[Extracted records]
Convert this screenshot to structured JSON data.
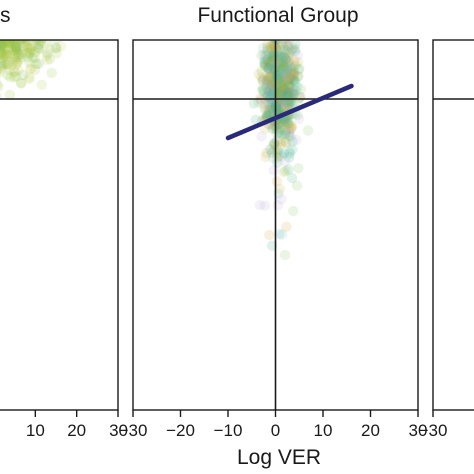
{
  "chart_data": {
    "type": "scatter",
    "xlabel": "Log VER",
    "panels": [
      {
        "title": "s",
        "xlim": [
          -30,
          30
        ],
        "xticks": [
          "10",
          "20",
          "30"
        ],
        "trend_line": {
          "x": [
            -30,
            30
          ],
          "y": [
            0.6,
            1.0
          ]
        },
        "point_cloud": {
          "x_center": 4,
          "x_spread": 8,
          "y_center": 0.5,
          "y_spread": 0.4,
          "colors": [
            "#8fbf3a",
            "#a7c63d",
            "#6fb24c",
            "#c5cf55",
            "#9ec43f"
          ]
        }
      },
      {
        "title": "Functional Group",
        "xlim": [
          -30,
          30
        ],
        "xticks": [
          "−30",
          "−20",
          "−10",
          "0",
          "10",
          "20",
          "30"
        ],
        "trend_line": {
          "x": [
            -10,
            16
          ],
          "y": [
            -0.3,
            0.1
          ]
        },
        "point_cloud": {
          "x_center": 1,
          "x_spread": 3,
          "y_center": 0.1,
          "y_spread": 0.5,
          "colors": [
            "#28a88a",
            "#3fb37a",
            "#7cc254",
            "#c6b340",
            "#d59a3a",
            "#b9a7d4",
            "#6fc0b6"
          ]
        }
      },
      {
        "title": "",
        "xlim": [
          -30,
          30
        ],
        "xticks": [
          "−30"
        ],
        "trend_line": null,
        "point_cloud": null
      }
    ],
    "reference_lines": {
      "x": 0,
      "y": 0
    },
    "line_color": "#2b2a7a",
    "grid": false
  }
}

§ **Exercise**:
Can the entries above be repeated exactly, without their pictures?

§ **In response**:
Convert this screenshot to structured JSON data.
{
  "chart_data": {
    "type": "scatter",
    "xlabel": "Log VER",
    "panels": [
      {
        "title": "s",
        "xlim": [
          -30,
          30
        ],
        "xticks": [
          "10",
          "20",
          "30"
        ],
        "trend_line": {
          "x": [
            -30,
            30
          ],
          "y": [
            0.6,
            1.0
          ]
        },
        "point_cloud": {
          "x_center": 4,
          "x_spread": 8,
          "y_center": 0.5,
          "y_spread": 0.4,
          "colors": [
            "#8fbf3a",
            "#a7c63d",
            "#6fb24c",
            "#c5cf55",
            "#9ec43f"
          ]
        }
      },
      {
        "title": "Functional Group",
        "xlim": [
          -30,
          30
        ],
        "xticks": [
          "−30",
          "−20",
          "−10",
          "0",
          "10",
          "20",
          "30"
        ],
        "trend_line": {
          "x": [
            -10,
            16
          ],
          "y": [
            -0.3,
            0.1
          ]
        },
        "point_cloud": {
          "x_center": 1,
          "x_spread": 3,
          "y_center": 0.1,
          "y_spread": 0.5,
          "colors": [
            "#28a88a",
            "#3fb37a",
            "#7cc254",
            "#c6b340",
            "#d59a3a",
            "#b9a7d4",
            "#6fc0b6"
          ]
        }
      },
      {
        "title": "",
        "xlim": [
          -30,
          30
        ],
        "xticks": [
          "−30"
        ],
        "trend_line": null,
        "point_cloud": null
      }
    ],
    "reference_lines": {
      "x": 0,
      "y": 0
    },
    "line_color": "#2b2a7a",
    "grid": false
  }
}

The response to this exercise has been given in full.